What you need to do - Check each line of the data for "Regional" and select those that have it.

Record excerpts -
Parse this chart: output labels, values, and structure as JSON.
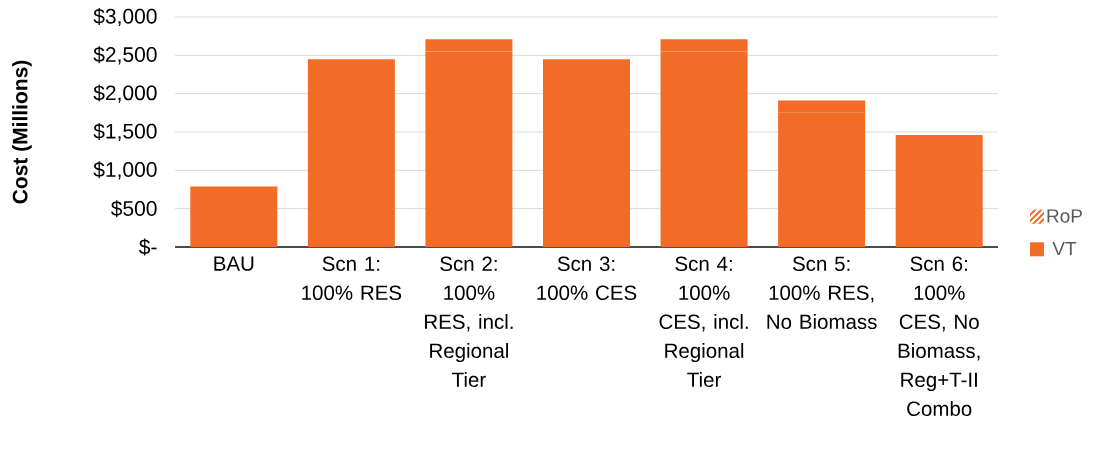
{
  "chart_data": {
    "type": "bar",
    "stacked": true,
    "ylabel": "Cost (Millions)",
    "categories": [
      "BAU",
      "Scn 1: 100% RES",
      "Scn 2: 100% RES, incl. Regional Tier",
      "Scn 3: 100% CES",
      "Scn 4: 100% CES, incl. Regional Tier",
      "Scn 5: 100% RES, No Biomass",
      "Scn 6: 100% CES, No Biomass, Reg+T-II Combo"
    ],
    "series": [
      {
        "name": "VT",
        "color": "#f26b27",
        "values": [
          790,
          2450,
          2550,
          2450,
          2550,
          1750,
          1160
        ]
      },
      {
        "name": "RoP",
        "color": "#f26b27",
        "values": [
          0,
          0,
          160,
          0,
          160,
          160,
          300
        ]
      }
    ],
    "ylim": [
      0,
      3000
    ],
    "yticks": [
      {
        "value": 0,
        "label": "$-"
      },
      {
        "value": 500,
        "label": "$500"
      },
      {
        "value": 1000,
        "label": "$1,000"
      },
      {
        "value": 1500,
        "label": "$1,500"
      },
      {
        "value": 2000,
        "label": "$2,000"
      },
      {
        "value": 2500,
        "label": "$2,500"
      },
      {
        "value": 3000,
        "label": "$3,000"
      }
    ],
    "grid": "y",
    "legend": "right"
  }
}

Finished exercise -
      "Scn 2: 100% RES, incl. Regional Tier",
      "Scn 4: 100% CES, incl. Regional Tier",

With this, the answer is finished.